_Given task_
Please copy the records word for word, from their first line through the line containing "bar — [200, 693, 312, 742]", including that line.

_Dataset rows_
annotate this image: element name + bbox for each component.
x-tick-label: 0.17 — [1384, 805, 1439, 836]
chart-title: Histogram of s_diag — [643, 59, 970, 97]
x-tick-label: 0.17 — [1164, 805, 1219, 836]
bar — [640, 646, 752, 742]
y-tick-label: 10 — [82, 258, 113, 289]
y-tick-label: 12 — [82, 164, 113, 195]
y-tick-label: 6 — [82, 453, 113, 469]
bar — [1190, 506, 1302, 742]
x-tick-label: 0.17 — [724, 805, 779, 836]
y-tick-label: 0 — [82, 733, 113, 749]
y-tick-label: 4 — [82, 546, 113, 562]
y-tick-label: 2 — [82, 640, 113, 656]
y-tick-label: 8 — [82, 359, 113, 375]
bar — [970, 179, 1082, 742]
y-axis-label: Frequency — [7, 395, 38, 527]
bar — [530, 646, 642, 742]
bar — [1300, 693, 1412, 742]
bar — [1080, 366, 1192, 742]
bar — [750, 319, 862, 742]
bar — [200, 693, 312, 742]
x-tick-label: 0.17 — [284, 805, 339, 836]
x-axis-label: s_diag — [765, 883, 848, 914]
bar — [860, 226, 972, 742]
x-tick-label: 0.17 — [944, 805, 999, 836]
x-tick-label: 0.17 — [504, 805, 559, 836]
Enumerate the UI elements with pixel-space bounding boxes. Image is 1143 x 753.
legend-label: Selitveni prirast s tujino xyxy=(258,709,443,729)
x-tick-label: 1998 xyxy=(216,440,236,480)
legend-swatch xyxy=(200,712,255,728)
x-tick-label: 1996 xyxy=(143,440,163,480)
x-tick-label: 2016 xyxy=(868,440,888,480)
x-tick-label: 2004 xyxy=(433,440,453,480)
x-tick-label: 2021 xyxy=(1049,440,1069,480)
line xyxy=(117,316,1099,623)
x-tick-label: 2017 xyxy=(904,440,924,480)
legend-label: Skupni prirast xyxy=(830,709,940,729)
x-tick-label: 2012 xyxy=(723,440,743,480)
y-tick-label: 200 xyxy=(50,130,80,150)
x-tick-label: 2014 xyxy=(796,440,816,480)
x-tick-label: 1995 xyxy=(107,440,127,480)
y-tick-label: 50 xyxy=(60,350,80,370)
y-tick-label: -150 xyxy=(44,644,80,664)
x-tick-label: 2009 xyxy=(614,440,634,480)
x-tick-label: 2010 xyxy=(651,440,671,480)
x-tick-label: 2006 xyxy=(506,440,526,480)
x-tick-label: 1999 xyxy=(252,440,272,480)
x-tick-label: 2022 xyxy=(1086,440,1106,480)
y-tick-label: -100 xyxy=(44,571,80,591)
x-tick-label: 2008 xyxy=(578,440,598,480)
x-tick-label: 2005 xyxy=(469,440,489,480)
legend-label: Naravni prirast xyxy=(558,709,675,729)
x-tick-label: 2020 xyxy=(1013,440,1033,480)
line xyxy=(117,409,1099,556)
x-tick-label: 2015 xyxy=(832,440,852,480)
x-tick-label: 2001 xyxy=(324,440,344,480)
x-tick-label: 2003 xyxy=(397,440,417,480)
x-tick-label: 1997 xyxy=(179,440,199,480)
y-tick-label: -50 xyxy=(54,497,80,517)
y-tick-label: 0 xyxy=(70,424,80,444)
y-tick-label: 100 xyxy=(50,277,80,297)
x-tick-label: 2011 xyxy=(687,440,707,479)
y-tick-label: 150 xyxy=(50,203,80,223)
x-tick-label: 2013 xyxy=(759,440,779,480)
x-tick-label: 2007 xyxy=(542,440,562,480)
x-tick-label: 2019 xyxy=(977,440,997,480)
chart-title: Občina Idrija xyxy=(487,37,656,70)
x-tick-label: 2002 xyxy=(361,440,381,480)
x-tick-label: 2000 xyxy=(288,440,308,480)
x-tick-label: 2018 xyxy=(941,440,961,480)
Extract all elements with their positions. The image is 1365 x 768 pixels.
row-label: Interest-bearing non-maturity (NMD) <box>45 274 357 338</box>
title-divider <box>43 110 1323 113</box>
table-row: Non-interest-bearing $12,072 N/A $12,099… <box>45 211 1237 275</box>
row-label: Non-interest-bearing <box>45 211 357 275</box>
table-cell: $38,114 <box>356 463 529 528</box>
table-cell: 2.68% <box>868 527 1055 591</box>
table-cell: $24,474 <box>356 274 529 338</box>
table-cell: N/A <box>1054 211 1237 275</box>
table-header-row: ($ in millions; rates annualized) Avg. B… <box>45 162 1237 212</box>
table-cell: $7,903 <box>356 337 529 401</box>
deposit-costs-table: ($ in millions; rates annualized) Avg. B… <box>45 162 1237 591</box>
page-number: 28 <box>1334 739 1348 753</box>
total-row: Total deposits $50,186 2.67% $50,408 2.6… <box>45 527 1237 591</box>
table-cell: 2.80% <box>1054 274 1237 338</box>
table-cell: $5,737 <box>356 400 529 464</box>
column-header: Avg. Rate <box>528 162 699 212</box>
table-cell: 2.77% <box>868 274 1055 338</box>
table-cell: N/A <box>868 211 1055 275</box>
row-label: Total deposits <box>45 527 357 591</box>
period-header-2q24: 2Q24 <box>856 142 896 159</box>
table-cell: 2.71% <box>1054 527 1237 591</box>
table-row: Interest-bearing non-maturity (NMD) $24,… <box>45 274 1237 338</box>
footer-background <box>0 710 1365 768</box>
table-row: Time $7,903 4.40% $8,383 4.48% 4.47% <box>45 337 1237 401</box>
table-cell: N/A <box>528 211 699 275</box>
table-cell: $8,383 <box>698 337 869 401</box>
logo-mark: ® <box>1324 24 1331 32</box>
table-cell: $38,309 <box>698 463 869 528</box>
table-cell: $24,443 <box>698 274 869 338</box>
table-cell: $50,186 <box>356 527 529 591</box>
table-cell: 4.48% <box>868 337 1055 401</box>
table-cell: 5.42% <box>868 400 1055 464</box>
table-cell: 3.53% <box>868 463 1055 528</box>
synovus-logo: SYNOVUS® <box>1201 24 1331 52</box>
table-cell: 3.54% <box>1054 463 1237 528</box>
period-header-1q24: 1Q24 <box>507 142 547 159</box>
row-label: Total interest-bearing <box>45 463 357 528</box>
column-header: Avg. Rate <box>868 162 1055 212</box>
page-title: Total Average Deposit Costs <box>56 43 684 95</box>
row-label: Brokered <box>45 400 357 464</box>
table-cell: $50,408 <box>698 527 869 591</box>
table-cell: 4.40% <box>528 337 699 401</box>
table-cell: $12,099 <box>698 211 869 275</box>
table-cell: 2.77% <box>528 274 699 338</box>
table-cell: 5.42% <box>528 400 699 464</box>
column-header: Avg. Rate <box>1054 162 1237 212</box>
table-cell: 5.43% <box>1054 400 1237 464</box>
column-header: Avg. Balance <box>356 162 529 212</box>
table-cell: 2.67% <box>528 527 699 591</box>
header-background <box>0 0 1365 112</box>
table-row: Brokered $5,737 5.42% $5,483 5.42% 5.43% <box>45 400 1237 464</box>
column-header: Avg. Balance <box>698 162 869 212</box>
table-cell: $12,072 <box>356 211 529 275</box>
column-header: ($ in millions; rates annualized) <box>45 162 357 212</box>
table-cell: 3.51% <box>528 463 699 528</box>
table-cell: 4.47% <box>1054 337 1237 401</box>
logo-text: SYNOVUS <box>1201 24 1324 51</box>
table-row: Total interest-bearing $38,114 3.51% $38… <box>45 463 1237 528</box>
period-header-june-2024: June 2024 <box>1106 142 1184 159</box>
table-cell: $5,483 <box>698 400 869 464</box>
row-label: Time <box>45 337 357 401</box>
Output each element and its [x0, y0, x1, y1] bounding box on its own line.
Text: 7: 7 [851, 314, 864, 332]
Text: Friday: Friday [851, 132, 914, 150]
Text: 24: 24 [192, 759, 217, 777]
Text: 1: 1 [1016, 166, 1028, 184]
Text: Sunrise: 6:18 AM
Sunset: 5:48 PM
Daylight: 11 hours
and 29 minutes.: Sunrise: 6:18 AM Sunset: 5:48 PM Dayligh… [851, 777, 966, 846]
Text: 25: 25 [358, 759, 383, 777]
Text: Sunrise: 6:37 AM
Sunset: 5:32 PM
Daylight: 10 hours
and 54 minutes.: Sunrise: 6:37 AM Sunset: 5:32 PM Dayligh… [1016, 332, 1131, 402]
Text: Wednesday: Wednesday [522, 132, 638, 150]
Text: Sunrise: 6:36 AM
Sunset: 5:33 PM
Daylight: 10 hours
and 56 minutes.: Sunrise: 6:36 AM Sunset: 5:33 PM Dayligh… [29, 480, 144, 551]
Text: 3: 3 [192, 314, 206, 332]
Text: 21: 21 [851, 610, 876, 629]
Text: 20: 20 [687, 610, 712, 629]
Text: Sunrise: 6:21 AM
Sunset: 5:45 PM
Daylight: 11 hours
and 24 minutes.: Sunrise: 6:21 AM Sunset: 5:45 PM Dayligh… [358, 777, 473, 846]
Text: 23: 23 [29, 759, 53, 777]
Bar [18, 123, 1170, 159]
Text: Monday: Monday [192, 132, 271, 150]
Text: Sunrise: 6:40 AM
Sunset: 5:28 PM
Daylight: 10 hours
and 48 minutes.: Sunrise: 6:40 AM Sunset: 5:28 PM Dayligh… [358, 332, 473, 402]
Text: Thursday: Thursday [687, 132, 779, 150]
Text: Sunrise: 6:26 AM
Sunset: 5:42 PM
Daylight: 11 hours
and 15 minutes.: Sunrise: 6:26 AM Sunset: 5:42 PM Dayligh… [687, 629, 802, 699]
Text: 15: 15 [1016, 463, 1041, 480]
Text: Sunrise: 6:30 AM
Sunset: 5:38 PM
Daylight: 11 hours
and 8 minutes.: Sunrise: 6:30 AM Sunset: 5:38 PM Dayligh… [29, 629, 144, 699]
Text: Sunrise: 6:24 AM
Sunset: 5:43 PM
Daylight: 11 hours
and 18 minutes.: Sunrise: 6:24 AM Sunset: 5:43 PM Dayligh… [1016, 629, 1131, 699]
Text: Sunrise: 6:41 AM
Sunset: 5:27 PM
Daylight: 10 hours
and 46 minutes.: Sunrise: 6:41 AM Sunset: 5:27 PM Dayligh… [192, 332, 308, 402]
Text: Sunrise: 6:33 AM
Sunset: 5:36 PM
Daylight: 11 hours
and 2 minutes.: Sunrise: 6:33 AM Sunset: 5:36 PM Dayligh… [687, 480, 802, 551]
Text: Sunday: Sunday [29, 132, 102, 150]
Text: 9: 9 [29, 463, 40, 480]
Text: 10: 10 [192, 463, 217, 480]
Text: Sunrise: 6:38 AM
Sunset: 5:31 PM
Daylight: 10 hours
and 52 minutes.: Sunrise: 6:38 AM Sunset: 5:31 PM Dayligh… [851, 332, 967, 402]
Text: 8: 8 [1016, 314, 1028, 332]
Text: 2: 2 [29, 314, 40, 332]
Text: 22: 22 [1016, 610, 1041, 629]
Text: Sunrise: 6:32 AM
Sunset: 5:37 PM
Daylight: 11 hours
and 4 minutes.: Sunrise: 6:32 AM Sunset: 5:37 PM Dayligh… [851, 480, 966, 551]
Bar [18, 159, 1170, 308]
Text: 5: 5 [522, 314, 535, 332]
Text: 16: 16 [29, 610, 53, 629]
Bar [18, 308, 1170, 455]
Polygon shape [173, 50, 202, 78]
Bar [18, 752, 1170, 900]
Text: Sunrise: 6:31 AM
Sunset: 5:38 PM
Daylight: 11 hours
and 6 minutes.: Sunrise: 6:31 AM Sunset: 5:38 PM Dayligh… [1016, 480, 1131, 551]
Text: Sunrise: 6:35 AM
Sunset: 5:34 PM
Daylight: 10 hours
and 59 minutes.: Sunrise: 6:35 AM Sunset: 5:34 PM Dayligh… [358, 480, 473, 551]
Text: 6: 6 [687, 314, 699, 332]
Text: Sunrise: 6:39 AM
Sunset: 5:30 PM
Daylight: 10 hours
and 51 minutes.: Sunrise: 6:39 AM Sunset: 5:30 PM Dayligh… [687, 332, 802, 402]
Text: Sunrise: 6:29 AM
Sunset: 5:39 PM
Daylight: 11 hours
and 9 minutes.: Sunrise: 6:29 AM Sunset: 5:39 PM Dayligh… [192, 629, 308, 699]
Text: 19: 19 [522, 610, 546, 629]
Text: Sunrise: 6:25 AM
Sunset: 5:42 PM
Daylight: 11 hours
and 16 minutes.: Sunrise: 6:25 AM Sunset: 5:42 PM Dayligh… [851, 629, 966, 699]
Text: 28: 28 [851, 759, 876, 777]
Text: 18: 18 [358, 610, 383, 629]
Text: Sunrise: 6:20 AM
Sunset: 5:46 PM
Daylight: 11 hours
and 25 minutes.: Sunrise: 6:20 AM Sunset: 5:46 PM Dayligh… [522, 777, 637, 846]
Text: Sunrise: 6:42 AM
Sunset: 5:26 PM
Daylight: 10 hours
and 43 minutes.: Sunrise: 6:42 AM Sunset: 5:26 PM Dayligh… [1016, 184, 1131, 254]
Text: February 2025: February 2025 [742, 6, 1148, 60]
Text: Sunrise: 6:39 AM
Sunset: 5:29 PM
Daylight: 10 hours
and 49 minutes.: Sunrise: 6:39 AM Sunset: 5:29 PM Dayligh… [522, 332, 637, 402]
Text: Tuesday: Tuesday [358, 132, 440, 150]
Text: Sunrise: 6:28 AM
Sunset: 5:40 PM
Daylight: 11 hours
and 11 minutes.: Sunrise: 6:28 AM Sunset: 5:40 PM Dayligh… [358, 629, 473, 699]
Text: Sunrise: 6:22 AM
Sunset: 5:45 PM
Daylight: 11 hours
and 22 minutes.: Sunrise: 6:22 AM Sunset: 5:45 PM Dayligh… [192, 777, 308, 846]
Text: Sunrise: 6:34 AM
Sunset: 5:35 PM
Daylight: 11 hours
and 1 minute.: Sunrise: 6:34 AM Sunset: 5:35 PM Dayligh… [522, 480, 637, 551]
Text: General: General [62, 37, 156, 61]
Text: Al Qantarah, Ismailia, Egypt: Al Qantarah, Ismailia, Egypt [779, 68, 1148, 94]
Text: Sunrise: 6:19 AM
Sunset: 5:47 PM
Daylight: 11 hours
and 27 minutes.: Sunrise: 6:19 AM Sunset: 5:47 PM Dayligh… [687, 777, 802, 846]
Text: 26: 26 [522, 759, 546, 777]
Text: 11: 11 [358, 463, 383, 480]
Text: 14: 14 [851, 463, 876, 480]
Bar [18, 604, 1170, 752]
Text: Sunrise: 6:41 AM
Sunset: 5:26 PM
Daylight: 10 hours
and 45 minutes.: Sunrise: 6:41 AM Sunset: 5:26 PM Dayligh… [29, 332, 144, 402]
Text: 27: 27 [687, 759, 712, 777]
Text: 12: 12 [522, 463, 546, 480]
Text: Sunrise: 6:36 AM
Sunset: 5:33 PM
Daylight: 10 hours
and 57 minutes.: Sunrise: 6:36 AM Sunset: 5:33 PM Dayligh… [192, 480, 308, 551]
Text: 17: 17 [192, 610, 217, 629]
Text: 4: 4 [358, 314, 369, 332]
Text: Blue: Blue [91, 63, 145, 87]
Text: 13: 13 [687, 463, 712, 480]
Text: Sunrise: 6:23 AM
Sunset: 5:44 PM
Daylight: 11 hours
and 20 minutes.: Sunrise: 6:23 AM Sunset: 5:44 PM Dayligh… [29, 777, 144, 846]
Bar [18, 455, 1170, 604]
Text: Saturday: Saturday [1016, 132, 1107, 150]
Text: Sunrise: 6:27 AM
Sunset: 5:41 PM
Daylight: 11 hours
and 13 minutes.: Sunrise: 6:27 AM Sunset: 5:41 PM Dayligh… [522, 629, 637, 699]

_In response_
annotate this image: element name + bbox for each component.
x-tick-label: 0.17 — [1384, 805, 1439, 836]
chart-title: Histogram of s_diag — [643, 59, 970, 97]
x-tick-label: 0.17 — [1164, 805, 1219, 836]
bar — [640, 646, 752, 742]
y-tick-label: 10 — [82, 258, 113, 289]
y-tick-label: 12 — [82, 164, 113, 195]
y-tick-label: 6 — [82, 453, 113, 469]
bar — [1190, 506, 1302, 742]
x-tick-label: 0.17 — [724, 805, 779, 836]
y-tick-label: 0 — [82, 733, 113, 749]
y-tick-label: 4 — [82, 546, 113, 562]
y-tick-label: 2 — [82, 640, 113, 656]
y-tick-label: 8 — [82, 359, 113, 375]
bar — [970, 179, 1082, 742]
y-axis-label: Frequency — [7, 395, 38, 527]
bar — [530, 646, 642, 742]
bar — [1300, 693, 1412, 742]
bar — [1080, 366, 1192, 742]
bar — [750, 319, 862, 742]
bar — [200, 693, 312, 742]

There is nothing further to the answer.